━━ SOURCE MATERIAL ━━

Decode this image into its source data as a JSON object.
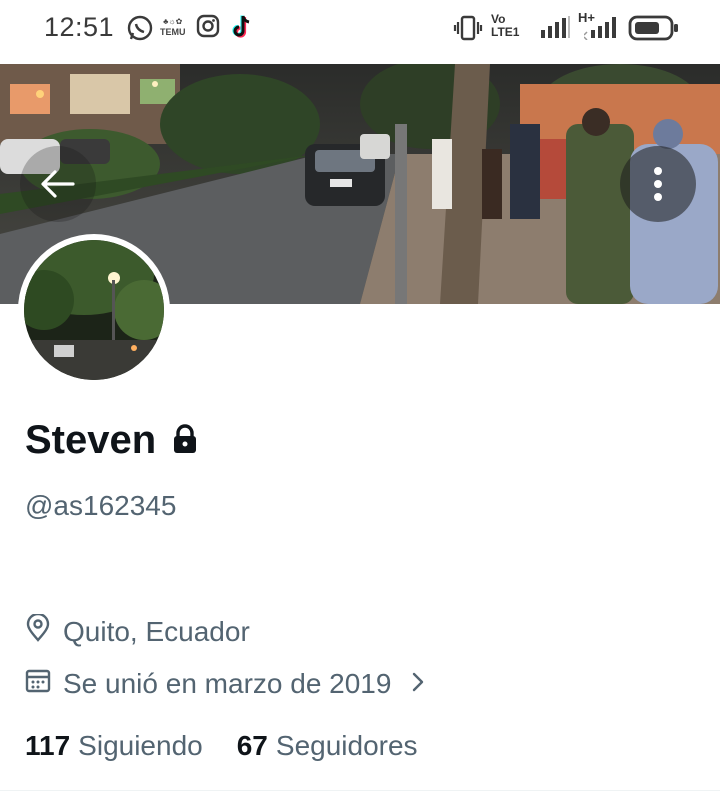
{
  "status_bar": {
    "time": "12:51",
    "temu_label": "TEMU",
    "volte_top": "Vo",
    "volte_bottom": "LTE1",
    "network_type": "H+",
    "icons": [
      "whatsapp-icon",
      "temu-icon",
      "instagram-icon",
      "tiktok-icon",
      "vibrate-icon",
      "signal-icon",
      "battery-icon"
    ]
  },
  "header": {
    "back_icon": "arrow-left-icon",
    "more_icon": "more-vertical-icon"
  },
  "profile": {
    "name": "Steven",
    "protected_icon": "lock-icon",
    "handle": "@as162345",
    "location": "Quito, Ecuador",
    "joined": "Se unió en marzo de 2019",
    "following_count": "117",
    "following_label": "Siguiendo",
    "followers_count": "67",
    "followers_label": "Seguidores"
  },
  "colors": {
    "text_primary": "#0f1419",
    "text_secondary": "#536471"
  }
}
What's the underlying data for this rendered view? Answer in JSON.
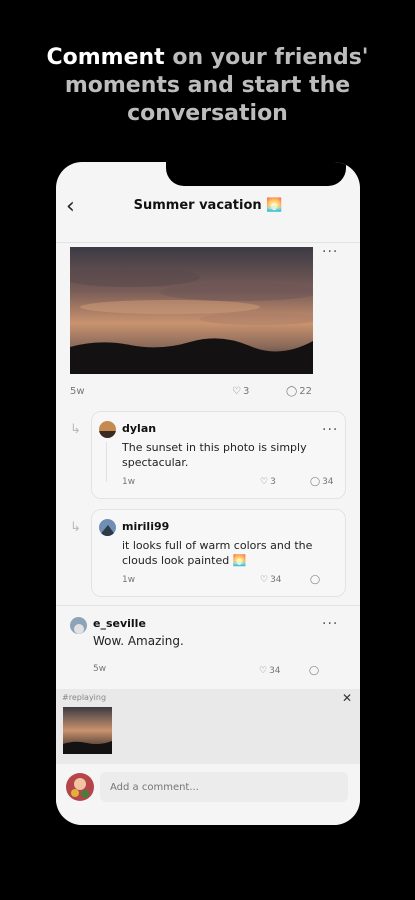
{
  "promo": {
    "line1_bold": "Comment",
    "line1_rest": " on your friends'",
    "line2": "moments and start the",
    "line3": "conversation"
  },
  "header": {
    "title": "Summer vacation 🌅"
  },
  "post": {
    "age": "5w",
    "likes": "3",
    "comments": "22"
  },
  "comments": [
    {
      "user": "dylan",
      "text": "The sunset in this photo is simply spectacular.",
      "age": "1w",
      "likes": "3",
      "replies": "34"
    },
    {
      "user": "mirili99",
      "text": "it looks full of warm colors and the clouds look painted 🌅",
      "age": "1w",
      "likes": "34",
      "replies": ""
    },
    {
      "user": "e_seville",
      "text": "Wow. Amazing.",
      "age": "5w",
      "likes": "34",
      "replies": ""
    }
  ],
  "reply": {
    "label": "#replaying"
  },
  "composer": {
    "placeholder": "Add a comment..."
  }
}
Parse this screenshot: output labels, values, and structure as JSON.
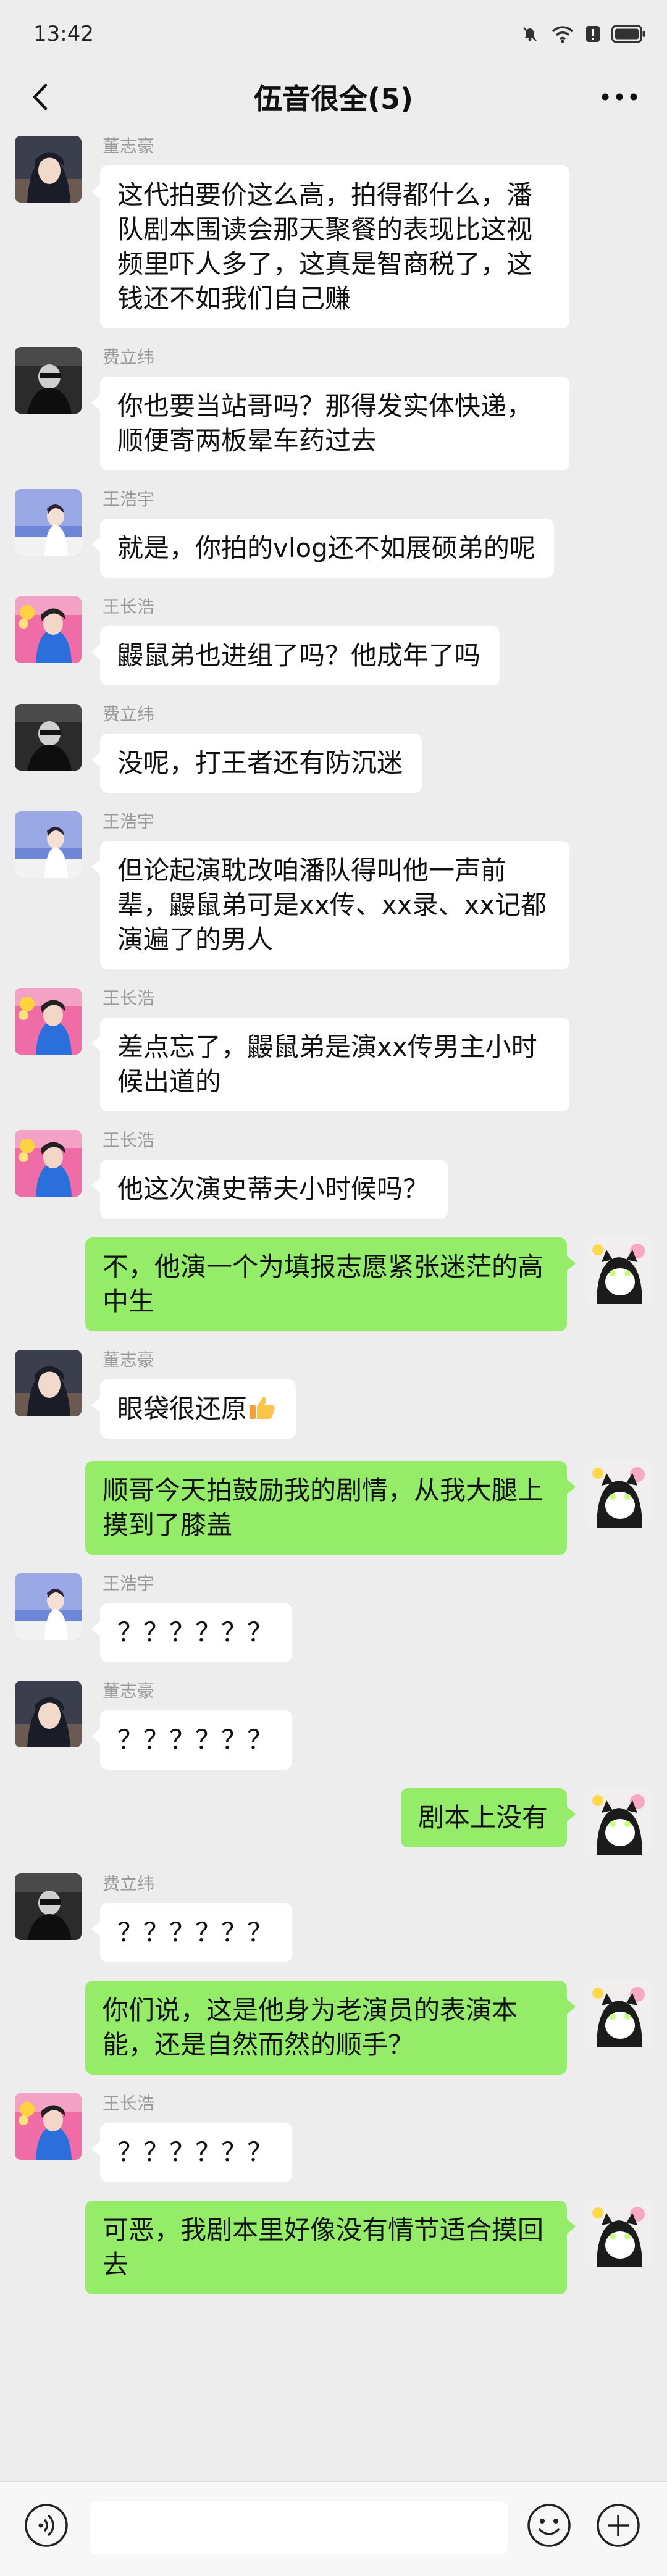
{
  "status": {
    "time": "13:42"
  },
  "header": {
    "title": "伍音很全(5)"
  },
  "messages": [
    {
      "side": "left",
      "sender": "董志豪",
      "avatar": "avatar-dongzhihao",
      "text": "这代拍要价这么高，拍得都什么，潘队剧本围读会那天聚餐的表现比这视频里吓人多了，这真是智商税了，这钱还不如我们自己赚"
    },
    {
      "side": "left",
      "sender": "费立纬",
      "avatar": "avatar-feiliwei",
      "text": "你也要当站哥吗？那得发实体快递，顺便寄两板晕车药过去"
    },
    {
      "side": "left",
      "sender": "王浩宇",
      "avatar": "avatar-wanghaoyu",
      "text": "就是，你拍的vlog还不如展硕弟的呢"
    },
    {
      "side": "left",
      "sender": "王长浩",
      "avatar": "avatar-wangchanghao",
      "text": "鼹鼠弟也进组了吗？他成年了吗"
    },
    {
      "side": "left",
      "sender": "费立纬",
      "avatar": "avatar-feiliwei",
      "text": "没呢，打王者还有防沉迷"
    },
    {
      "side": "left",
      "sender": "王浩宇",
      "avatar": "avatar-wanghaoyu",
      "text": "但论起演耽改咱潘队得叫他一声前辈，鼹鼠弟可是xx传、xx录、xx记都演遍了的男人"
    },
    {
      "side": "left",
      "sender": "王长浩",
      "avatar": "avatar-wangchanghao",
      "text": "差点忘了，鼹鼠弟是演xx传男主小时候出道的"
    },
    {
      "side": "left",
      "sender": "王长浩",
      "avatar": "avatar-wangchanghao",
      "text": "他这次演史蒂夫小时候吗？"
    },
    {
      "side": "right",
      "sender": "",
      "avatar": "avatar-me",
      "text": "不，他演一个为填报志愿紧张迷茫的高中生"
    },
    {
      "side": "left",
      "sender": "董志豪",
      "avatar": "avatar-dongzhihao",
      "text": "眼袋很还原",
      "emoji": "thumbs-up-emoji"
    },
    {
      "side": "right",
      "sender": "",
      "avatar": "avatar-me",
      "text": "顺哥今天拍鼓励我的剧情，从我大腿上摸到了膝盖"
    },
    {
      "side": "left",
      "sender": "王浩宇",
      "avatar": "avatar-wanghaoyu",
      "text": "？？？？？？"
    },
    {
      "side": "left",
      "sender": "董志豪",
      "avatar": "avatar-dongzhihao",
      "text": "？？？？？？"
    },
    {
      "side": "right",
      "sender": "",
      "avatar": "avatar-me",
      "text": "剧本上没有"
    },
    {
      "side": "left",
      "sender": "费立纬",
      "avatar": "avatar-feiliwei",
      "text": "？？？？？？"
    },
    {
      "side": "right",
      "sender": "",
      "avatar": "avatar-me",
      "text": "你们说，这是他身为老演员的表演本能，还是自然而然的顺手？"
    },
    {
      "side": "left",
      "sender": "王长浩",
      "avatar": "avatar-wangchanghao",
      "text": "？？？？？？"
    },
    {
      "side": "right",
      "sender": "",
      "avatar": "avatar-me",
      "text": "可恶，我剧本里好像没有情节适合摸回去"
    }
  ],
  "icons": {
    "back": "chevron-left-icon",
    "more": "more-dots-icon",
    "voice": "voice-icon",
    "emoji": "emoji-icon",
    "plus": "plus-icon"
  },
  "colors": {
    "background": "#ededed",
    "outgoing_bubble": "#95ec69",
    "incoming_bubble": "#ffffff",
    "sender_name": "#9a9a9a"
  }
}
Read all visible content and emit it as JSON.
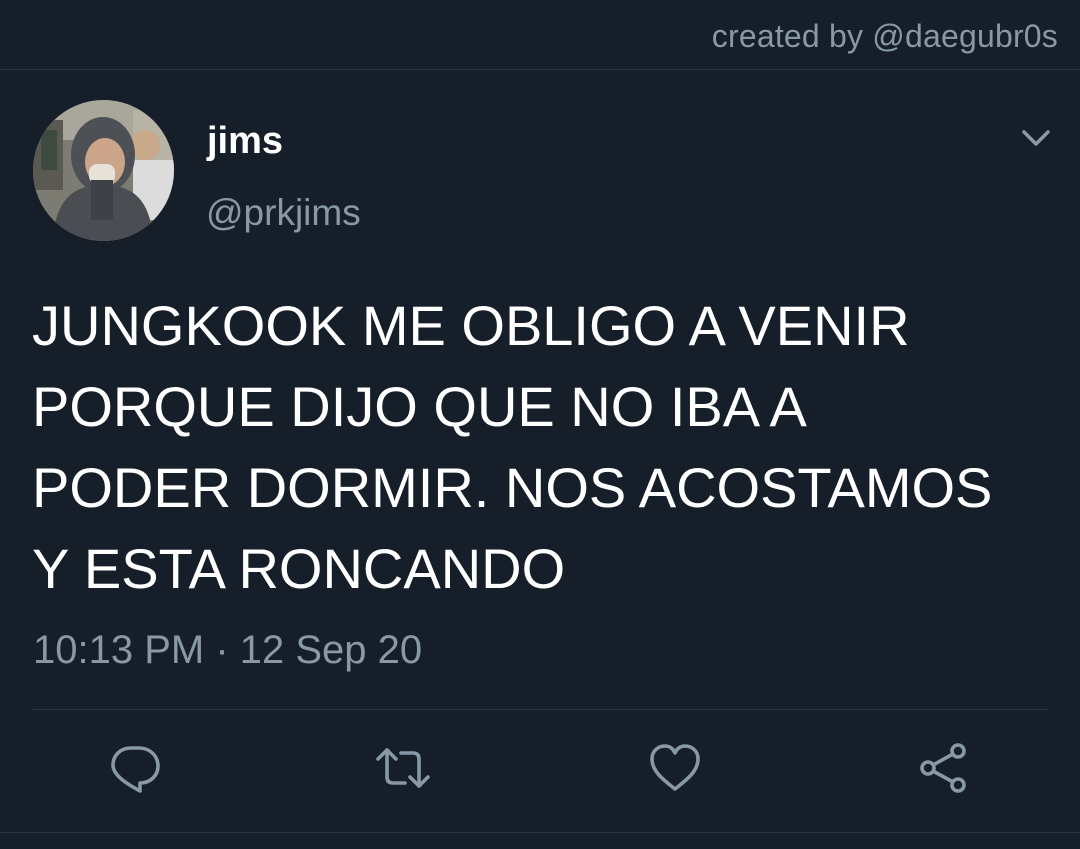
{
  "header": {
    "credit": "created by @daegubr0s"
  },
  "tweet": {
    "name": "jims",
    "handle": "@prkjims",
    "text_lines": [
      "JUNGKOOK ME OBLIGO A VENIR",
      "PORQUE DIJO QUE NO IBA A",
      "PODER DORMIR. NOS ACOSTAMOS",
      "Y ESTA RONCANDO"
    ],
    "timestamp": "10:13 PM · 12 Sep 20"
  },
  "actions": [
    {
      "icon": "reply-icon"
    },
    {
      "icon": "retweet-icon"
    },
    {
      "icon": "like-icon"
    },
    {
      "icon": "share-icon"
    }
  ],
  "colors": {
    "background": "#151e29",
    "primary_text": "#ffffff",
    "secondary_text": "#8898a6",
    "divider": "#2a3644"
  }
}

━━━

_YOUR GOAL_: Restate each line of the records exactly; pictures do not belong in the copy.

_RESPONSE FOR THIS EXERCISE_:
Decode this image into its source data as a JSON object.
{
  "status_bar": {
    "time": "12:51",
    "temu_label": "TEMU",
    "volte_top": "Vo",
    "volte_bottom": "LTE1",
    "network_type": "H+",
    "icons": [
      "whatsapp-icon",
      "temu-icon",
      "instagram-icon",
      "tiktok-icon",
      "vibrate-icon",
      "signal-icon",
      "battery-icon"
    ]
  },
  "header": {
    "back_icon": "arrow-left-icon",
    "more_icon": "more-vertical-icon"
  },
  "profile": {
    "name": "Steven",
    "protected_icon": "lock-icon",
    "handle": "@as162345",
    "location": "Quito, Ecuador",
    "joined": "Se unió en marzo de 2019",
    "following_count": "117",
    "following_label": "Siguiendo",
    "followers_count": "67",
    "followers_label": "Seguidores"
  },
  "colors": {
    "text_primary": "#0f1419",
    "text_secondary": "#536471"
  }
}
What's the underlying data for this rendered view? Answer in JSON.
{
  "promo": {
    "line1_bold": "Comment",
    "line1_rest": " on your friends'",
    "line2": "moments and start the",
    "line3": "conversation"
  },
  "header": {
    "title": "Summer vacation 🌅"
  },
  "post": {
    "age": "5w",
    "likes": "3",
    "comments": "22"
  },
  "comments": [
    {
      "user": "dylan",
      "text": "The sunset in this photo is simply spectacular.",
      "age": "1w",
      "likes": "3",
      "replies": "34"
    },
    {
      "user": "mirili99",
      "text": "it looks full of warm colors and the clouds look painted 🌅",
      "age": "1w",
      "likes": "34",
      "replies": ""
    },
    {
      "user": "e_seville",
      "text": "Wow. Amazing.",
      "age": "5w",
      "likes": "34",
      "replies": ""
    }
  ],
  "reply": {
    "label": "#replaying"
  },
  "composer": {
    "placeholder": "Add a comment..."
  }
}
Parse this screenshot: output labels, values, and structure as JSON.
{
  "status": {
    "time": "13:42"
  },
  "header": {
    "title": "伍音很全(5)"
  },
  "messages": [
    {
      "side": "left",
      "sender": "董志豪",
      "avatar": "avatar-dongzhihao",
      "text": "这代拍要价这么高，拍得都什么，潘队剧本围读会那天聚餐的表现比这视频里吓人多了，这真是智商税了，这钱还不如我们自己赚"
    },
    {
      "side": "left",
      "sender": "费立纬",
      "avatar": "avatar-feiliwei",
      "text": "你也要当站哥吗？那得发实体快递，顺便寄两板晕车药过去"
    },
    {
      "side": "left",
      "sender": "王浩宇",
      "avatar": "avatar-wanghaoyu",
      "text": "就是，你拍的vlog还不如展硕弟的呢"
    },
    {
      "side": "left",
      "sender": "王长浩",
      "avatar": "avatar-wangchanghao",
      "text": "鼹鼠弟也进组了吗？他成年了吗"
    },
    {
      "side": "left",
      "sender": "费立纬",
      "avatar": "avatar-feiliwei",
      "text": "没呢，打王者还有防沉迷"
    },
    {
      "side": "left",
      "sender": "王浩宇",
      "avatar": "avatar-wanghaoyu",
      "text": "但论起演耽改咱潘队得叫他一声前辈，鼹鼠弟可是xx传、xx录、xx记都演遍了的男人"
    },
    {
      "side": "left",
      "sender": "王长浩",
      "avatar": "avatar-wangchanghao",
      "text": "差点忘了，鼹鼠弟是演xx传男主小时候出道的"
    },
    {
      "side": "left",
      "sender": "王长浩",
      "avatar": "avatar-wangchanghao",
      "text": "他这次演史蒂夫小时候吗？"
    },
    {
      "side": "right",
      "sender": "",
      "avatar": "avatar-me",
      "text": "不，他演一个为填报志愿紧张迷茫的高中生"
    },
    {
      "side": "left",
      "sender": "董志豪",
      "avatar": "avatar-dongzhihao",
      "text": "眼袋很还原",
      "emoji": "thumbs-up-emoji"
    },
    {
      "side": "right",
      "sender": "",
      "avatar": "avatar-me",
      "text": "顺哥今天拍鼓励我的剧情，从我大腿上摸到了膝盖"
    },
    {
      "side": "left",
      "sender": "王浩宇",
      "avatar": "avatar-wanghaoyu",
      "text": "？？？？？？"
    },
    {
      "side": "left",
      "sender": "董志豪",
      "avatar": "avatar-dongzhihao",
      "text": "？？？？？？"
    },
    {
      "side": "right",
      "sender": "",
      "avatar": "avatar-me",
      "text": "剧本上没有"
    },
    {
      "side": "left",
      "sender": "费立纬",
      "avatar": "avatar-feiliwei",
      "text": "？？？？？？"
    },
    {
      "side": "right",
      "sender": "",
      "avatar": "avatar-me",
      "text": "你们说，这是他身为老演员的表演本能，还是自然而然的顺手？"
    },
    {
      "side": "left",
      "sender": "王长浩",
      "avatar": "avatar-wangchanghao",
      "text": "？？？？？？"
    },
    {
      "side": "right",
      "sender": "",
      "avatar": "avatar-me",
      "text": "可恶，我剧本里好像没有情节适合摸回去"
    }
  ],
  "icons": {
    "back": "chevron-left-icon",
    "more": "more-dots-icon",
    "voice": "voice-icon",
    "emoji": "emoji-icon",
    "plus": "plus-icon"
  },
  "colors": {
    "background": "#ededed",
    "outgoing_bubble": "#95ec69",
    "incoming_bubble": "#ffffff",
    "sender_name": "#9a9a9a"
  }
}
Read all visible content and emit it as JSON.
{
  "header": {
    "credit": "created by @daegubr0s"
  },
  "tweet": {
    "name": "jims",
    "handle": "@prkjims",
    "text_lines": [
      "JUNGKOOK ME OBLIGO A VENIR",
      "PORQUE DIJO QUE NO IBA A",
      "PODER DORMIR. NOS ACOSTAMOS",
      "Y ESTA RONCANDO"
    ],
    "timestamp": "10:13 PM · 12 Sep 20"
  },
  "actions": [
    {
      "icon": "reply-icon"
    },
    {
      "icon": "retweet-icon"
    },
    {
      "icon": "like-icon"
    },
    {
      "icon": "share-icon"
    }
  ],
  "colors": {
    "background": "#151e29",
    "primary_text": "#ffffff",
    "secondary_text": "#8898a6",
    "divider": "#2a3644"
  }
}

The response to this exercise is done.